**Stated problem**
Transcribe the records that follow. Keep every word exactly, and drop the pictures.

----- Provided records -----

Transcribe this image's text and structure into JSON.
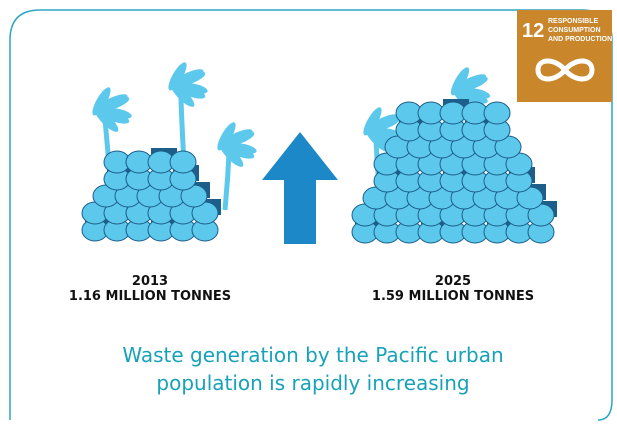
{
  "badge": {
    "number": "12",
    "lines": [
      "RESPONSIBLE",
      "CONSUMPTION",
      "AND PRODUCTION"
    ]
  },
  "panels": [
    {
      "year": "2013",
      "amount": "1.16 MILLION TONNES"
    },
    {
      "year": "2025",
      "amount": "1.59 MILLION TONNES"
    }
  ],
  "caption": [
    "Waste generation by the Pacific urban",
    "population is rapidly increasing"
  ]
}
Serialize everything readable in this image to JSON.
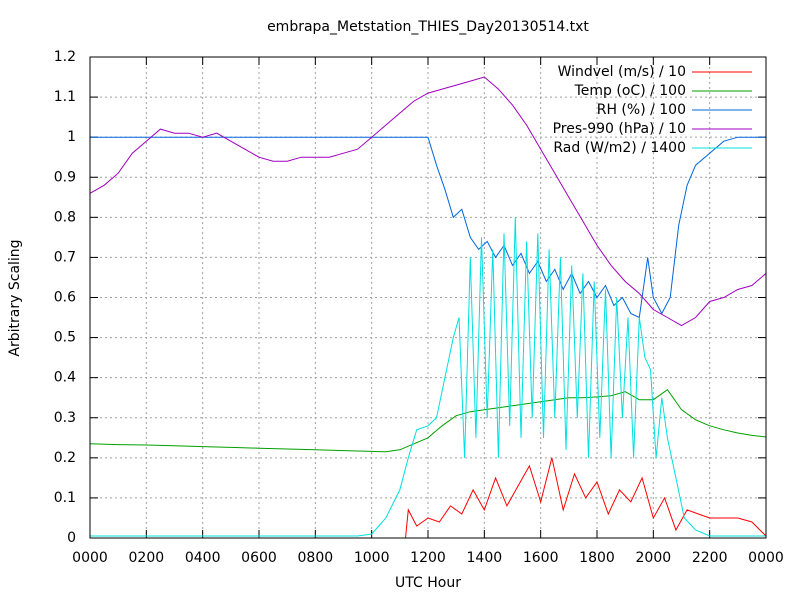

-----

**Exercise response**
Transcribe this image's text and structure into JSON.
{
  "badge": {
    "number": "12",
    "lines": [
      "RESPONSIBLE",
      "CONSUMPTION",
      "AND PRODUCTION"
    ]
  },
  "panels": [
    {
      "year": "2013",
      "amount": "1.16 MILLION TONNES"
    },
    {
      "year": "2025",
      "amount": "1.59 MILLION TONNES"
    }
  ],
  "caption": [
    "Waste generation by the Pacific urban",
    "population is rapidly increasing"
  ]
}
Serialize everything readable in this image to JSON.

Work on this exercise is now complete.